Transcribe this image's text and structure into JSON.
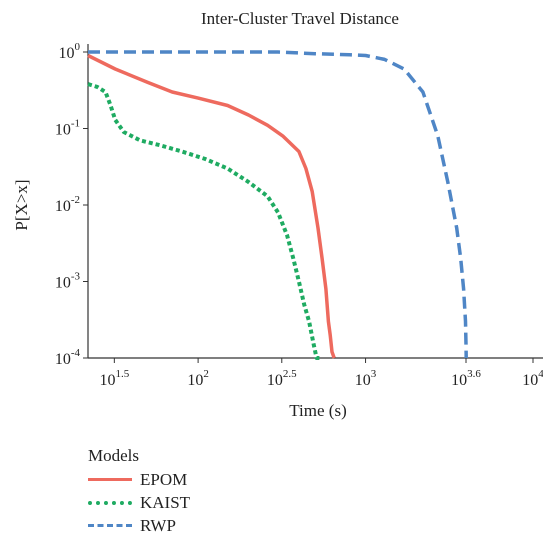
{
  "chart_data": {
    "type": "line",
    "title": "Inter-Cluster Travel Distance",
    "xlabel": "Time (s)",
    "ylabel": "P[X>x]",
    "x_scale": "log",
    "y_scale": "log",
    "xlim": [
      22,
      10000
    ],
    "ylim": [
      0.0001,
      1.0
    ],
    "grid": false,
    "x_ticks": [
      {
        "value": 31.6,
        "base": "10",
        "exp": "1.5"
      },
      {
        "value": 100,
        "base": "10",
        "exp": "2"
      },
      {
        "value": 316,
        "base": "10",
        "exp": "2.5"
      },
      {
        "value": 1000,
        "base": "10",
        "exp": "3"
      },
      {
        "value": 3980,
        "base": "10",
        "exp": "3.6"
      },
      {
        "value": 10000,
        "base": "10",
        "exp": "4"
      }
    ],
    "y_ticks": [
      {
        "value": 1,
        "base": "10",
        "exp": "0"
      },
      {
        "value": 0.1,
        "base": "10",
        "exp": "-1"
      },
      {
        "value": 0.01,
        "base": "10",
        "exp": "-2"
      },
      {
        "value": 0.001,
        "base": "10",
        "exp": "-3"
      },
      {
        "value": 0.0001,
        "base": "10",
        "exp": "-4"
      }
    ],
    "legend": {
      "title": "Models",
      "placement": "bottom-left"
    },
    "series": [
      {
        "name": "EPOM",
        "color": "#ee6a5e",
        "style": "solid",
        "x": [
          22,
          32,
          50,
          70,
          100,
          150,
          200,
          260,
          320,
          400,
          440,
          480,
          520,
          550,
          580,
          600,
          615,
          630,
          650
        ],
        "y": [
          0.9,
          0.6,
          0.4,
          0.3,
          0.25,
          0.2,
          0.15,
          0.11,
          0.08,
          0.05,
          0.03,
          0.015,
          0.005,
          0.002,
          0.0008,
          0.0003,
          0.0002,
          0.00012,
          0.0001
        ]
      },
      {
        "name": "KAIST",
        "color": "#1fab62",
        "style": "dotted",
        "x": [
          22,
          25,
          28,
          30,
          32,
          36,
          45,
          60,
          80,
          110,
          150,
          200,
          260,
          300,
          340,
          370,
          400,
          430,
          460,
          490,
          510,
          530
        ],
        "y": [
          0.38,
          0.35,
          0.3,
          0.2,
          0.13,
          0.09,
          0.07,
          0.06,
          0.05,
          0.04,
          0.03,
          0.02,
          0.013,
          0.008,
          0.004,
          0.002,
          0.001,
          0.0005,
          0.0003,
          0.00015,
          0.0001,
          0.0001
        ]
      },
      {
        "name": "RWP",
        "color": "#4f86c6",
        "style": "dashed",
        "x": [
          22,
          100,
          300,
          500,
          800,
          1000,
          1300,
          1700,
          2200,
          2700,
          3100,
          3500,
          3700,
          3850,
          3950,
          3980,
          3990
        ],
        "y": [
          1.0,
          1.0,
          1.0,
          0.95,
          0.92,
          0.9,
          0.8,
          0.6,
          0.3,
          0.08,
          0.02,
          0.005,
          0.002,
          0.0008,
          0.0003,
          0.00015,
          0.0001
        ]
      }
    ]
  }
}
- - - -
- _Exercise brief_
Report how many lines contain "color". Give nothing but the number.

- _Answer below_
3